--- start of Material for this exercise ---

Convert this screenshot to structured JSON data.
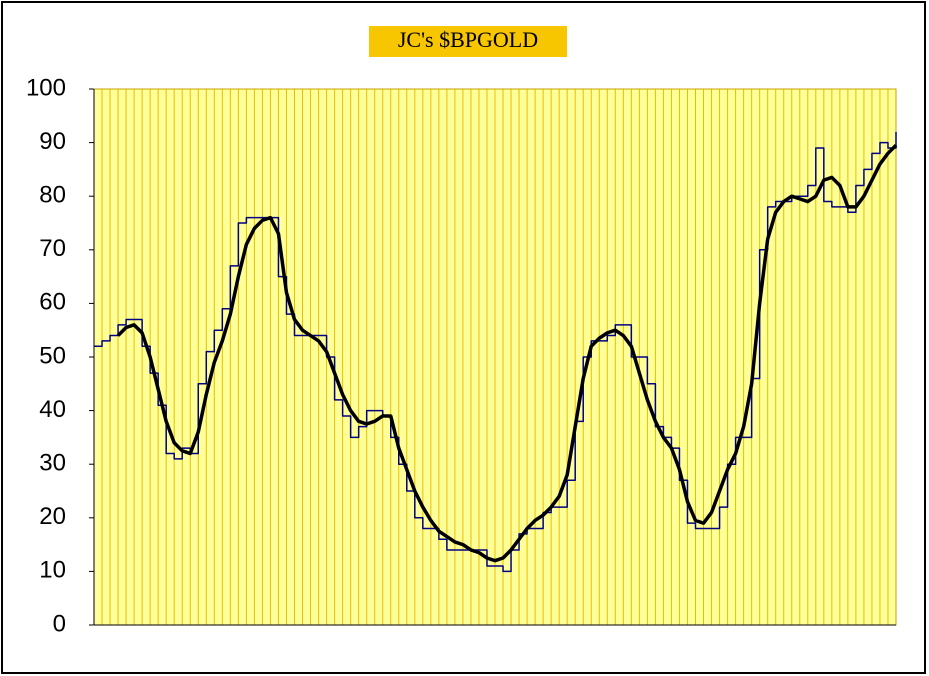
{
  "chart_data": {
    "type": "line",
    "title": "JC's $BPGOLD",
    "categories": [
      null,
      null,
      null,
      null,
      null,
      null,
      null,
      null,
      null,
      null,
      null,
      null,
      null,
      null,
      null,
      null,
      null,
      null,
      null,
      null,
      null,
      null,
      null,
      null,
      null,
      null,
      null,
      null,
      null,
      null,
      null,
      null,
      null,
      null,
      null,
      null,
      null,
      null,
      null,
      null,
      null,
      null,
      null,
      null,
      null,
      null,
      null,
      null,
      null,
      null,
      null,
      null,
      null,
      null,
      null,
      null,
      null,
      null,
      null,
      null,
      null,
      null,
      null,
      null,
      null,
      null,
      null,
      null,
      null,
      null,
      null,
      null,
      null,
      null,
      null,
      null,
      null,
      null,
      null,
      null,
      null,
      null,
      null,
      null,
      null,
      null,
      null,
      null,
      null,
      null,
      null,
      null,
      null,
      null,
      null,
      null,
      null,
      null,
      null,
      null,
      null
    ],
    "series": [
      {
        "color": "#000080",
        "step": true,
        "width": 1.5,
        "values": [
          52,
          53,
          54,
          56,
          57,
          57,
          52,
          47,
          41,
          32,
          31,
          33,
          32,
          45,
          51,
          55,
          59,
          67,
          75,
          76,
          76,
          76,
          76,
          65,
          58,
          54,
          54,
          54,
          54,
          50,
          42,
          39,
          35,
          37,
          40,
          40,
          39,
          35,
          30,
          25,
          20,
          18,
          18,
          16,
          14,
          14,
          14,
          14,
          14,
          11,
          11,
          10,
          14,
          17,
          18,
          18,
          21,
          22,
          22,
          27,
          38,
          50,
          53,
          53,
          54,
          56,
          56,
          50,
          50,
          45,
          37,
          35,
          33,
          27,
          19,
          18,
          18,
          18,
          22,
          30,
          35,
          35,
          46,
          70,
          78,
          79,
          79,
          80,
          80,
          82,
          89,
          79,
          78,
          78,
          77,
          82,
          85,
          88,
          90,
          89,
          92
        ]
      },
      {
        "color": "#000000",
        "step": false,
        "width": 3.5,
        "values": [
          null,
          null,
          null,
          54,
          55.5,
          56,
          54.5,
          50,
          44,
          38,
          34,
          32.5,
          32,
          36,
          43,
          49,
          53,
          58,
          65,
          71,
          74,
          75.5,
          76,
          73,
          62,
          57,
          55,
          54,
          53,
          51,
          47,
          43,
          40,
          38,
          37.5,
          38,
          39,
          39,
          33,
          29,
          25,
          22,
          19.5,
          17.5,
          16.5,
          15.5,
          15,
          14,
          13.5,
          12.5,
          12,
          12.5,
          14,
          16,
          18,
          19.5,
          20.5,
          22,
          24,
          28,
          37,
          46,
          52,
          53.5,
          54.5,
          55,
          54,
          52,
          47,
          42,
          38,
          35,
          33,
          29,
          23,
          19.5,
          19,
          21,
          25,
          29,
          32,
          37,
          45,
          60,
          72,
          77,
          79,
          80,
          79.5,
          79,
          80,
          83,
          83.5,
          82,
          78,
          78,
          80,
          83,
          86,
          88,
          89.5
        ]
      }
    ],
    "ylim": [
      0,
      100
    ],
    "yticks": [
      0,
      10,
      20,
      30,
      40,
      50,
      60,
      70,
      80,
      90,
      100
    ],
    "grid": true,
    "background": "#ffff99",
    "grid_color": "#e8bf00",
    "title_background": "#f7c600"
  }
}
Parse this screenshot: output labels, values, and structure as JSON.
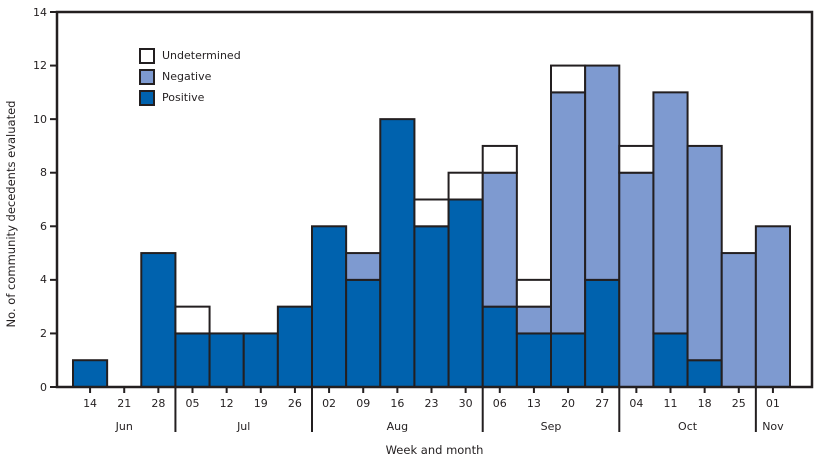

--- end of Material for this exercise ---

▶ _Work to do_: Reproduce all the entries that precede this task, word for word, minus any pictures.

▶ _Response_:
Convert this screenshot to structured JSON data.
{
  "chart_data": {
    "type": "line",
    "title": "JC's $BPGOLD",
    "categories": [
      null,
      null,
      null,
      null,
      null,
      null,
      null,
      null,
      null,
      null,
      null,
      null,
      null,
      null,
      null,
      null,
      null,
      null,
      null,
      null,
      null,
      null,
      null,
      null,
      null,
      null,
      null,
      null,
      null,
      null,
      null,
      null,
      null,
      null,
      null,
      null,
      null,
      null,
      null,
      null,
      null,
      null,
      null,
      null,
      null,
      null,
      null,
      null,
      null,
      null,
      null,
      null,
      null,
      null,
      null,
      null,
      null,
      null,
      null,
      null,
      null,
      null,
      null,
      null,
      null,
      null,
      null,
      null,
      null,
      null,
      null,
      null,
      null,
      null,
      null,
      null,
      null,
      null,
      null,
      null,
      null,
      null,
      null,
      null,
      null,
      null,
      null,
      null,
      null,
      null,
      null,
      null,
      null,
      null,
      null,
      null,
      null,
      null,
      null,
      null,
      null
    ],
    "series": [
      {
        "color": "#000080",
        "step": true,
        "width": 1.5,
        "values": [
          52,
          53,
          54,
          56,
          57,
          57,
          52,
          47,
          41,
          32,
          31,
          33,
          32,
          45,
          51,
          55,
          59,
          67,
          75,
          76,
          76,
          76,
          76,
          65,
          58,
          54,
          54,
          54,
          54,
          50,
          42,
          39,
          35,
          37,
          40,
          40,
          39,
          35,
          30,
          25,
          20,
          18,
          18,
          16,
          14,
          14,
          14,
          14,
          14,
          11,
          11,
          10,
          14,
          17,
          18,
          18,
          21,
          22,
          22,
          27,
          38,
          50,
          53,
          53,
          54,
          56,
          56,
          50,
          50,
          45,
          37,
          35,
          33,
          27,
          19,
          18,
          18,
          18,
          22,
          30,
          35,
          35,
          46,
          70,
          78,
          79,
          79,
          80,
          80,
          82,
          89,
          79,
          78,
          78,
          77,
          82,
          85,
          88,
          90,
          89,
          92
        ]
      },
      {
        "color": "#000000",
        "step": false,
        "width": 3.5,
        "values": [
          null,
          null,
          null,
          54,
          55.5,
          56,
          54.5,
          50,
          44,
          38,
          34,
          32.5,
          32,
          36,
          43,
          49,
          53,
          58,
          65,
          71,
          74,
          75.5,
          76,
          73,
          62,
          57,
          55,
          54,
          53,
          51,
          47,
          43,
          40,
          38,
          37.5,
          38,
          39,
          39,
          33,
          29,
          25,
          22,
          19.5,
          17.5,
          16.5,
          15.5,
          15,
          14,
          13.5,
          12.5,
          12,
          12.5,
          14,
          16,
          18,
          19.5,
          20.5,
          22,
          24,
          28,
          37,
          46,
          52,
          53.5,
          54.5,
          55,
          54,
          52,
          47,
          42,
          38,
          35,
          33,
          29,
          23,
          19.5,
          19,
          21,
          25,
          29,
          32,
          37,
          45,
          60,
          72,
          77,
          79,
          80,
          79.5,
          79,
          80,
          83,
          83.5,
          82,
          78,
          78,
          80,
          83,
          86,
          88,
          89.5
        ]
      }
    ],
    "ylim": [
      0,
      100
    ],
    "yticks": [
      0,
      10,
      20,
      30,
      40,
      50,
      60,
      70,
      80,
      90,
      100
    ],
    "grid": true,
    "background": "#ffff99",
    "grid_color": "#e8bf00",
    "title_background": "#f7c600"
  }
}
Parse this screenshot: output labels, values, and structure as JSON.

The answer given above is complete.